> [Problem statement]
Where a line contains the string "Institute", copy that line.

> [Task inputs]
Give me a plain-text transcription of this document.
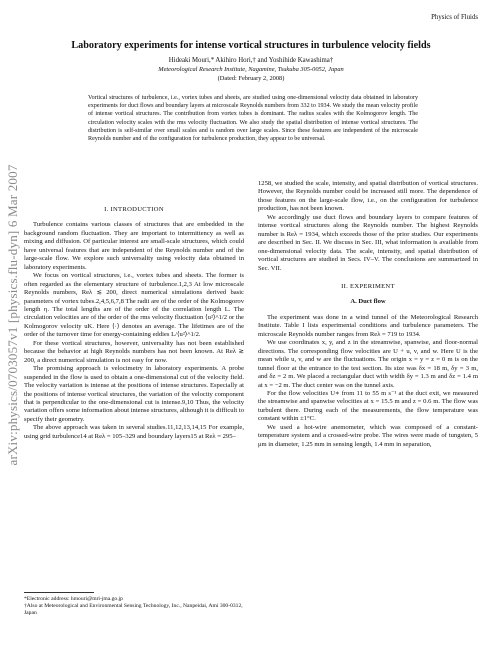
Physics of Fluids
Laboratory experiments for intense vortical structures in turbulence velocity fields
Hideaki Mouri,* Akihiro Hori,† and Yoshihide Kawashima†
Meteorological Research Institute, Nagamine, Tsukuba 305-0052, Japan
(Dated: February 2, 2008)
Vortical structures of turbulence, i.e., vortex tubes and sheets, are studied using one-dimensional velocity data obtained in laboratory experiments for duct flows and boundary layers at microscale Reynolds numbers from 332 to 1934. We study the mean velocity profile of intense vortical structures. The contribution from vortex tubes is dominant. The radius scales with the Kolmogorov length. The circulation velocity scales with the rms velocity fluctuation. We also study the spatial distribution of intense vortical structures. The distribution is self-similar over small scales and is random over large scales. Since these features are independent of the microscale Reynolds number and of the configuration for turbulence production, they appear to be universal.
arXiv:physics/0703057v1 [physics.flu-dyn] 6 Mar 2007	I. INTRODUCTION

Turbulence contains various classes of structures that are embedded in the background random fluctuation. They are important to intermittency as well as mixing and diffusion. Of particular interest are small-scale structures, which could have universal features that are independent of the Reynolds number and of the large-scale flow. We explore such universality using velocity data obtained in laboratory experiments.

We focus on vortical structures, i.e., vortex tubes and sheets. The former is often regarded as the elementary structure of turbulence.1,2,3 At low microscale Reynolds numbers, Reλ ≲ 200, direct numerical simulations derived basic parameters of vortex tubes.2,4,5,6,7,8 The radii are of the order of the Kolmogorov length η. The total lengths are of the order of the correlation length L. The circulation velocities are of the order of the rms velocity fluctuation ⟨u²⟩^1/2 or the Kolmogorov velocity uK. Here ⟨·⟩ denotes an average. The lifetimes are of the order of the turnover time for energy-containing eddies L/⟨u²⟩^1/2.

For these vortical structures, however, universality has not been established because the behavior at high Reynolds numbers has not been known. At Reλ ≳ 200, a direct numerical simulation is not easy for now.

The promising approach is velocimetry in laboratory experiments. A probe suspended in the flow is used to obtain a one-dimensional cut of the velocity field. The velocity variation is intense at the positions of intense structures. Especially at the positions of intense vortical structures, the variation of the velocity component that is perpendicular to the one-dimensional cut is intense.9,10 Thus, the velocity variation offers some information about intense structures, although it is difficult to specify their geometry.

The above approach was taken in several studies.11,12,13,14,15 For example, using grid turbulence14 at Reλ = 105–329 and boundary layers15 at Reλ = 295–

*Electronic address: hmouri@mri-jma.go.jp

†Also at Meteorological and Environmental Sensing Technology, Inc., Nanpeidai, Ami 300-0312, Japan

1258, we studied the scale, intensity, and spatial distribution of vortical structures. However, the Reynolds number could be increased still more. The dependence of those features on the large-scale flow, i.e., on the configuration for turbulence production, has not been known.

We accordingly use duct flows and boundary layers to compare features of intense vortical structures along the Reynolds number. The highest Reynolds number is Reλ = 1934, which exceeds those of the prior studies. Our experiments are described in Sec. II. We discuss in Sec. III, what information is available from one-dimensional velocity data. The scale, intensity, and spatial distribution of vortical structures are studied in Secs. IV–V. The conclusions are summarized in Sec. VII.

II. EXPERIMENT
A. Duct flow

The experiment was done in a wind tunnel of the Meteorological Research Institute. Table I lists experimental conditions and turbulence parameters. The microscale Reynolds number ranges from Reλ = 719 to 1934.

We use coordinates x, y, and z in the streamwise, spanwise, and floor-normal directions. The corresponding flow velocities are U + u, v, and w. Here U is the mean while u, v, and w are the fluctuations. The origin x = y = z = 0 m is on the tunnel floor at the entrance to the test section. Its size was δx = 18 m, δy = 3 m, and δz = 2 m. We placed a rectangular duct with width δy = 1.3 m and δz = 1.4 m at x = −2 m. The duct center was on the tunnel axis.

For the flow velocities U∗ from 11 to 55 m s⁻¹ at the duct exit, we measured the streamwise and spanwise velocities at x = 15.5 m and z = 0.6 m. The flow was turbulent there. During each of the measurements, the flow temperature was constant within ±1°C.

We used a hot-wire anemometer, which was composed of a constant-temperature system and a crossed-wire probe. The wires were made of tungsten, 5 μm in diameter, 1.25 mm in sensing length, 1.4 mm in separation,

> [Completed exercise]
Meteorological Research Institute, Nagamine, Tsukuba 305-0052, Japan
The experiment was done in a wind tunnel of the Meteorological Research Institute. Table I lists experimental conditions and turbulence parameters. The microscale Reynolds number ranges from Reλ = 719 to 1934.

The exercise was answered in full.